### WHAT YOU NEED TO DO
Review the material line by line. Identify and copy every line that contains the string "section".

==== RECORDS

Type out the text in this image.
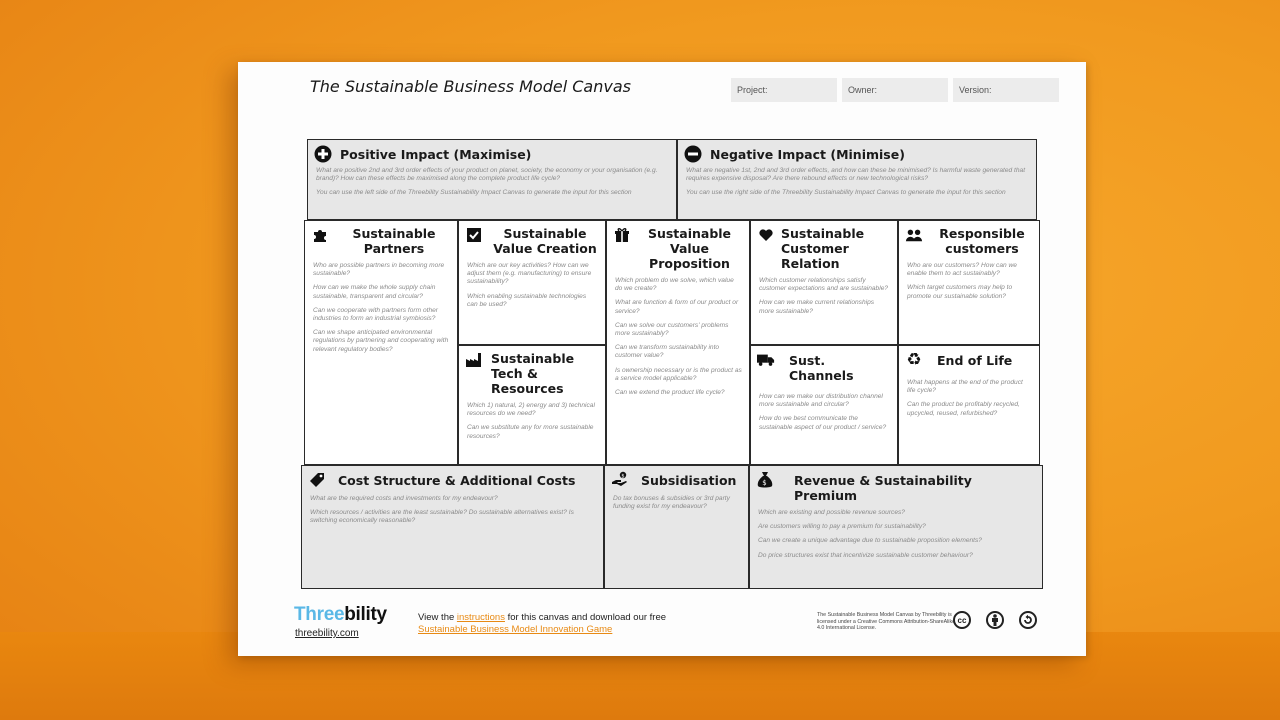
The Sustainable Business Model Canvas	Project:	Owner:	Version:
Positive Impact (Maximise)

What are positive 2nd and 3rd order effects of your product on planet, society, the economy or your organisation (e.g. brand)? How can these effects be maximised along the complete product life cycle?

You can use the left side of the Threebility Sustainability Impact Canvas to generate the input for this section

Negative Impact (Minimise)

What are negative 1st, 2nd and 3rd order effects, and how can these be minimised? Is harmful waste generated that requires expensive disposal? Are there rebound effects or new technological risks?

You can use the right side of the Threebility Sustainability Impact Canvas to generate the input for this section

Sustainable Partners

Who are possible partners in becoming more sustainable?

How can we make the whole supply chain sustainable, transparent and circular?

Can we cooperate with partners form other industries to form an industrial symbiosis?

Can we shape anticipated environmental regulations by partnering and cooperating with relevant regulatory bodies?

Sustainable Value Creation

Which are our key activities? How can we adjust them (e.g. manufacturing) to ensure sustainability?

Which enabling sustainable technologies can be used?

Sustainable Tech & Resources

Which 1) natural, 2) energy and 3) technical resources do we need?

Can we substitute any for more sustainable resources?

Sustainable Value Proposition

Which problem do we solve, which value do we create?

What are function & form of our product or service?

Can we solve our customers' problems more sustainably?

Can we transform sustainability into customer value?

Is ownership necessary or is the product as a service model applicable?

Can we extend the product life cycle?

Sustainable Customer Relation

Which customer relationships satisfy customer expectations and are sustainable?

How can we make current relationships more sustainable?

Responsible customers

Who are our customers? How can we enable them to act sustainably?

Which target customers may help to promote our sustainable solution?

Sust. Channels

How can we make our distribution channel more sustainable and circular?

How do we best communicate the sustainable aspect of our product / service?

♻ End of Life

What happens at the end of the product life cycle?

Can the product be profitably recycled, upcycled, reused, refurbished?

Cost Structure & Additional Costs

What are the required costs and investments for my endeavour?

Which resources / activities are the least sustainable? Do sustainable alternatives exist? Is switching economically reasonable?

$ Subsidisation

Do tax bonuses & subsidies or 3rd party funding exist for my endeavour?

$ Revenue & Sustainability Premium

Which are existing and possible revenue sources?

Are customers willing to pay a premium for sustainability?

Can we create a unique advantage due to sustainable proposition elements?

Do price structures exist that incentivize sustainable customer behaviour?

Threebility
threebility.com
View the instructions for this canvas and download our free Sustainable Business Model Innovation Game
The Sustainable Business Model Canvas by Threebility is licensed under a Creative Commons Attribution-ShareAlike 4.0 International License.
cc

========
==== RECORDS

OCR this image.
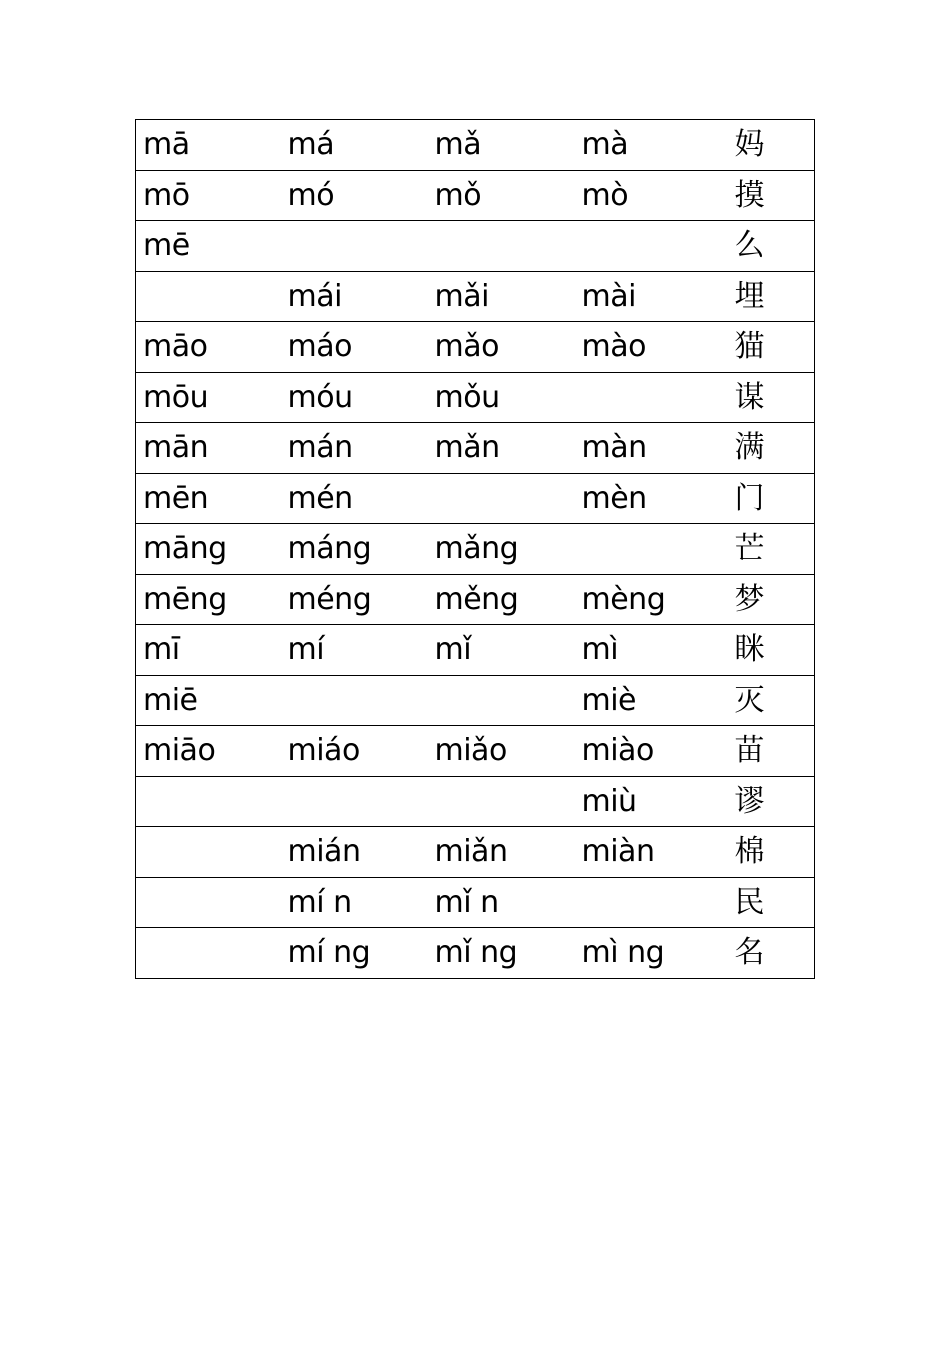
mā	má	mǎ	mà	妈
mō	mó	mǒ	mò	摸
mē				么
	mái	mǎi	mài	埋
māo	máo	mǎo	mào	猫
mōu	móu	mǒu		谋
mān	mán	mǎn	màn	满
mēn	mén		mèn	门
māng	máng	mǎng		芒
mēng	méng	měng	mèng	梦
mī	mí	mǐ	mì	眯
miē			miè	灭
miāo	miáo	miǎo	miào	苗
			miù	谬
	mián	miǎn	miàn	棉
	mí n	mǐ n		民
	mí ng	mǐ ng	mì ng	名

========

### RESULT OF THE EXERCISE
You can use the left side of the Threebility Sustainability Impact Canvas to generate the input for this section
You can use the right side of the Threebility Sustainability Impact Canvas to generate the input for this section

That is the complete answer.